Visual layout records:
— Begin —

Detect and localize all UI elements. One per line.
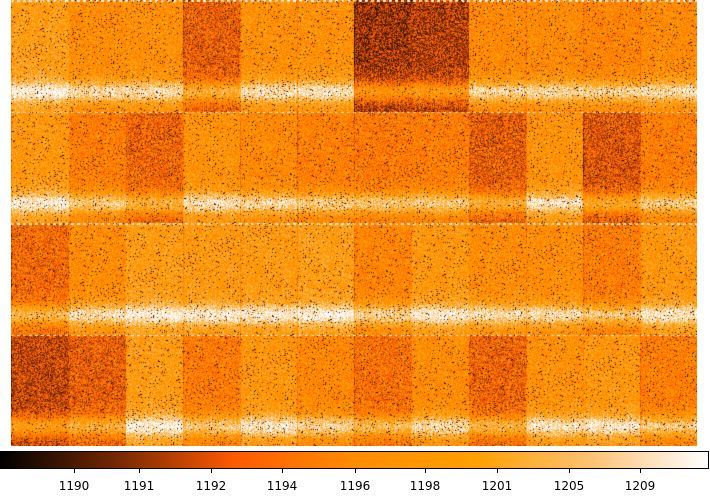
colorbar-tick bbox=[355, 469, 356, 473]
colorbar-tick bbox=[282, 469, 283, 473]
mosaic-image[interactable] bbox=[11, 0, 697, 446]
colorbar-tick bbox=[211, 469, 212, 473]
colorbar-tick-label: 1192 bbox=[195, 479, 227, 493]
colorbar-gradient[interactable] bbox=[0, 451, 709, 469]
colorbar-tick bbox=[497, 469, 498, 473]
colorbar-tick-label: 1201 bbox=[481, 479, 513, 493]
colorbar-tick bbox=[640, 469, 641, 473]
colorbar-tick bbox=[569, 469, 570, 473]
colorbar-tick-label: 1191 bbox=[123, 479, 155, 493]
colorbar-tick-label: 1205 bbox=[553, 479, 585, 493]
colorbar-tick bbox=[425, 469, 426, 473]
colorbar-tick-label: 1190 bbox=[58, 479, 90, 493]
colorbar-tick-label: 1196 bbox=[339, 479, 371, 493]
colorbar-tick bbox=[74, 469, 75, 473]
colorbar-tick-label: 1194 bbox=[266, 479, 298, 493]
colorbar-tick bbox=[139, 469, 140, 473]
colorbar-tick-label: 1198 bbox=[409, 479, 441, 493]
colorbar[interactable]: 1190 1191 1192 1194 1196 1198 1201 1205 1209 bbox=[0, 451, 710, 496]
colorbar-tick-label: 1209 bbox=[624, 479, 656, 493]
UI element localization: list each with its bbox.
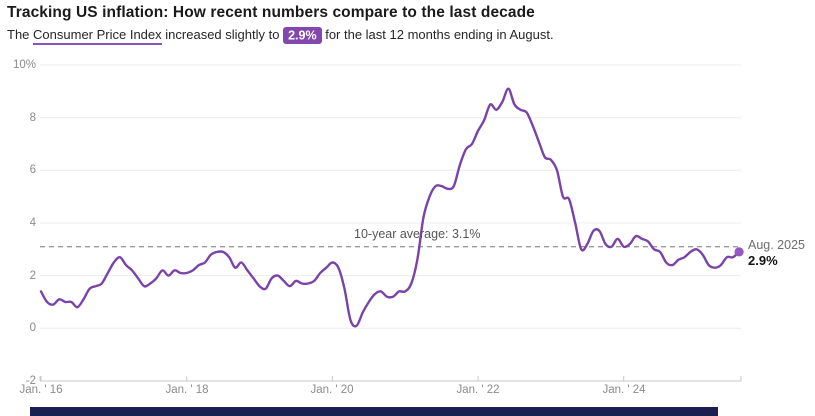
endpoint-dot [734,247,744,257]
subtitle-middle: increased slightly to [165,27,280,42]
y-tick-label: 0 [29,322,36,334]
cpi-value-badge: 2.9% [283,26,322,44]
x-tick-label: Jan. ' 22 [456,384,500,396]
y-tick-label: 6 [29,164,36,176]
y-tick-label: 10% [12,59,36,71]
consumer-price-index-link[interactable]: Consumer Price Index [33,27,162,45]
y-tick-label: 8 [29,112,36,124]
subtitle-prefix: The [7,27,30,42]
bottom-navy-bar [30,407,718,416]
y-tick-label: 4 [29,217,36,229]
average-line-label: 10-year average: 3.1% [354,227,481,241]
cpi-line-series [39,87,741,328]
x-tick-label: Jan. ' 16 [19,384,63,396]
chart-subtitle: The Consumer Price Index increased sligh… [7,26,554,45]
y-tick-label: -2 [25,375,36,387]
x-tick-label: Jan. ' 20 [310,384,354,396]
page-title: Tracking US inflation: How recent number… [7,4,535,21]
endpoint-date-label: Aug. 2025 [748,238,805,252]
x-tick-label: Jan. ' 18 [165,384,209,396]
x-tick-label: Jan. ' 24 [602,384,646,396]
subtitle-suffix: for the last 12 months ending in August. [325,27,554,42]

— End —

* **Exercise requirements**: Please rewrite all of the items above with every "x-tick-label" changed to "x-axis-label" and everything else left the same. Omit the pictures from your version.

* **Task result**:
Detect and localize all UI elements. One per line.
colorbar-tick bbox=[355, 469, 356, 473]
colorbar-tick bbox=[282, 469, 283, 473]
mosaic-image[interactable] bbox=[11, 0, 697, 446]
colorbar-tick bbox=[211, 469, 212, 473]
colorbar-tick-label: 1192 bbox=[195, 479, 227, 493]
colorbar-gradient[interactable] bbox=[0, 451, 709, 469]
colorbar-tick bbox=[497, 469, 498, 473]
colorbar-tick-label: 1201 bbox=[481, 479, 513, 493]
colorbar-tick bbox=[640, 469, 641, 473]
colorbar-tick bbox=[569, 469, 570, 473]
colorbar-tick-label: 1191 bbox=[123, 479, 155, 493]
colorbar-tick-label: 1205 bbox=[553, 479, 585, 493]
colorbar-tick bbox=[425, 469, 426, 473]
colorbar-tick-label: 1190 bbox=[58, 479, 90, 493]
colorbar-tick-label: 1196 bbox=[339, 479, 371, 493]
colorbar-tick bbox=[74, 469, 75, 473]
colorbar-tick-label: 1194 bbox=[266, 479, 298, 493]
colorbar-tick bbox=[139, 469, 140, 473]
colorbar-tick-label: 1198 bbox=[409, 479, 441, 493]
colorbar[interactable]: 1190 1191 1192 1194 1196 1198 1201 1205 1209 bbox=[0, 451, 710, 496]
colorbar-tick-label: 1209 bbox=[624, 479, 656, 493]
UI element localization: list each with its bbox.
endpoint-dot [734,247,744,257]
subtitle-middle: increased slightly to [165,27,280,42]
y-tick-label: 0 [29,322,36,334]
cpi-value-badge: 2.9% [283,26,322,44]
x-axis-label: Jan. ' 22 [456,384,500,396]
y-tick-label: 6 [29,164,36,176]
y-tick-label: 10% [12,59,36,71]
consumer-price-index-link[interactable]: Consumer Price Index [33,27,162,45]
y-tick-label: 8 [29,112,36,124]
subtitle-prefix: The [7,27,30,42]
bottom-navy-bar [30,407,718,416]
y-tick-label: 4 [29,217,36,229]
average-line-label: 10-year average: 3.1% [354,227,481,241]
cpi-line-series [39,87,741,328]
x-axis-label: Jan. ' 16 [19,384,63,396]
chart-subtitle: The Consumer Price Index increased sligh… [7,26,554,45]
y-tick-label: -2 [25,375,36,387]
x-axis-label: Jan. ' 20 [310,384,354,396]
page-title: Tracking US inflation: How recent number… [7,4,535,21]
endpoint-date-label: Aug. 2025 [748,238,805,252]
x-axis-label: Jan. ' 18 [165,384,209,396]
x-axis-label: Jan. ' 24 [602,384,646,396]
subtitle-suffix: for the last 12 months ending in August. [325,27,554,42]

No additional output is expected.